─── ENTRIES ───
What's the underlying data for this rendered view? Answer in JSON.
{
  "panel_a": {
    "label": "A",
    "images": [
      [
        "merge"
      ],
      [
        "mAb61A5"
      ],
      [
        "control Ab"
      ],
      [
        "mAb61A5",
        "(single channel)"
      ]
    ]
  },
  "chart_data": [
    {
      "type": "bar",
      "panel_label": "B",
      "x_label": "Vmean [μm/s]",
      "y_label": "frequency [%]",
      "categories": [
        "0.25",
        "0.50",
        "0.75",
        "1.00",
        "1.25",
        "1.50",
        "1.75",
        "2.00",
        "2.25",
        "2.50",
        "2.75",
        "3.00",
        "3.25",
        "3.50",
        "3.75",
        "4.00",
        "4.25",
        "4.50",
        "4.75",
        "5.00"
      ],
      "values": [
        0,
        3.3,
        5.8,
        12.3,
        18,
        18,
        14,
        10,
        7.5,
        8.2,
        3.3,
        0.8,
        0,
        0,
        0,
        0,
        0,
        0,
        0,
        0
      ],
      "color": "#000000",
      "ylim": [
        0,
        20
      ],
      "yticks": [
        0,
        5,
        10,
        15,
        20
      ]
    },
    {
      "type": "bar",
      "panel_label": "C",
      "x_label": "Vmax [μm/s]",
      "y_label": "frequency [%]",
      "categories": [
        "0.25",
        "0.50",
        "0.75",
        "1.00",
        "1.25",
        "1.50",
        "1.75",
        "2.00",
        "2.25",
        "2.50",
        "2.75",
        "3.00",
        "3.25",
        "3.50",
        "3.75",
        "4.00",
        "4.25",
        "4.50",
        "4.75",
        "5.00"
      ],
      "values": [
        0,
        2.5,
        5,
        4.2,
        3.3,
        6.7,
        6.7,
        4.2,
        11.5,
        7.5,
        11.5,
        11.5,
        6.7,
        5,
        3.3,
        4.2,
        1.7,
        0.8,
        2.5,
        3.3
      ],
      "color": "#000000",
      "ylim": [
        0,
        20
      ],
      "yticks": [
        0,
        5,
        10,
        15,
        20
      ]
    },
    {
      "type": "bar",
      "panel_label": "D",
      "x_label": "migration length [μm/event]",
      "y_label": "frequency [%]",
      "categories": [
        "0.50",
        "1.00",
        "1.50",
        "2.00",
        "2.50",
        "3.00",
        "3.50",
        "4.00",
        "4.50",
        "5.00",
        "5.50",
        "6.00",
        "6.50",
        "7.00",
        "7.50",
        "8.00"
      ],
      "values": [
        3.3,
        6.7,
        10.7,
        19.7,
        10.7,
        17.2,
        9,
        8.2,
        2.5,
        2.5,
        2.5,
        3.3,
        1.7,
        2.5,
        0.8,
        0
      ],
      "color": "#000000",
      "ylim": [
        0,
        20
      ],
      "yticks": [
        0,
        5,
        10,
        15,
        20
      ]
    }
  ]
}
───
GIVEN TASK: Send back all of the entries exactly, with nothing missing.

ANSWER BELOW:
What's the underlying data for this rendered view? Answer in JSON.
{
  "panel_a": {
    "label": "A",
    "images": [
      [
        "merge"
      ],
      [
        "mAb61A5"
      ],
      [
        "control Ab"
      ],
      [
        "mAb61A5",
        "(single channel)"
      ]
    ]
  },
  "chart_data": [
    {
      "type": "bar",
      "panel_label": "B",
      "x_label": "Vmean [μm/s]",
      "y_label": "frequency [%]",
      "categories": [
        "0.25",
        "0.50",
        "0.75",
        "1.00",
        "1.25",
        "1.50",
        "1.75",
        "2.00",
        "2.25",
        "2.50",
        "2.75",
        "3.00",
        "3.25",
        "3.50",
        "3.75",
        "4.00",
        "4.25",
        "4.50",
        "4.75",
        "5.00"
      ],
      "values": [
        0,
        3.3,
        5.8,
        12.3,
        18,
        18,
        14,
        10,
        7.5,
        8.2,
        3.3,
        0.8,
        0,
        0,
        0,
        0,
        0,
        0,
        0,
        0
      ],
      "color": "#000000",
      "ylim": [
        0,
        20
      ],
      "yticks": [
        0,
        5,
        10,
        15,
        20
      ]
    },
    {
      "type": "bar",
      "panel_label": "C",
      "x_label": "Vmax [μm/s]",
      "y_label": "frequency [%]",
      "categories": [
        "0.25",
        "0.50",
        "0.75",
        "1.00",
        "1.25",
        "1.50",
        "1.75",
        "2.00",
        "2.25",
        "2.50",
        "2.75",
        "3.00",
        "3.25",
        "3.50",
        "3.75",
        "4.00",
        "4.25",
        "4.50",
        "4.75",
        "5.00"
      ],
      "values": [
        0,
        2.5,
        5,
        4.2,
        3.3,
        6.7,
        6.7,
        4.2,
        11.5,
        7.5,
        11.5,
        11.5,
        6.7,
        5,
        3.3,
        4.2,
        1.7,
        0.8,
        2.5,
        3.3
      ],
      "color": "#000000",
      "ylim": [
        0,
        20
      ],
      "yticks": [
        0,
        5,
        10,
        15,
        20
      ]
    },
    {
      "type": "bar",
      "panel_label": "D",
      "x_label": "migration length [μm/event]",
      "y_label": "frequency [%]",
      "categories": [
        "0.50",
        "1.00",
        "1.50",
        "2.00",
        "2.50",
        "3.00",
        "3.50",
        "4.00",
        "4.50",
        "5.00",
        "5.50",
        "6.00",
        "6.50",
        "7.00",
        "7.50",
        "8.00"
      ],
      "values": [
        3.3,
        6.7,
        10.7,
        19.7,
        10.7,
        17.2,
        9,
        8.2,
        2.5,
        2.5,
        2.5,
        3.3,
        1.7,
        2.5,
        0.8,
        0
      ],
      "color": "#000000",
      "ylim": [
        0,
        20
      ],
      "yticks": [
        0,
        5,
        10,
        15,
        20
      ]
    }
  ]
}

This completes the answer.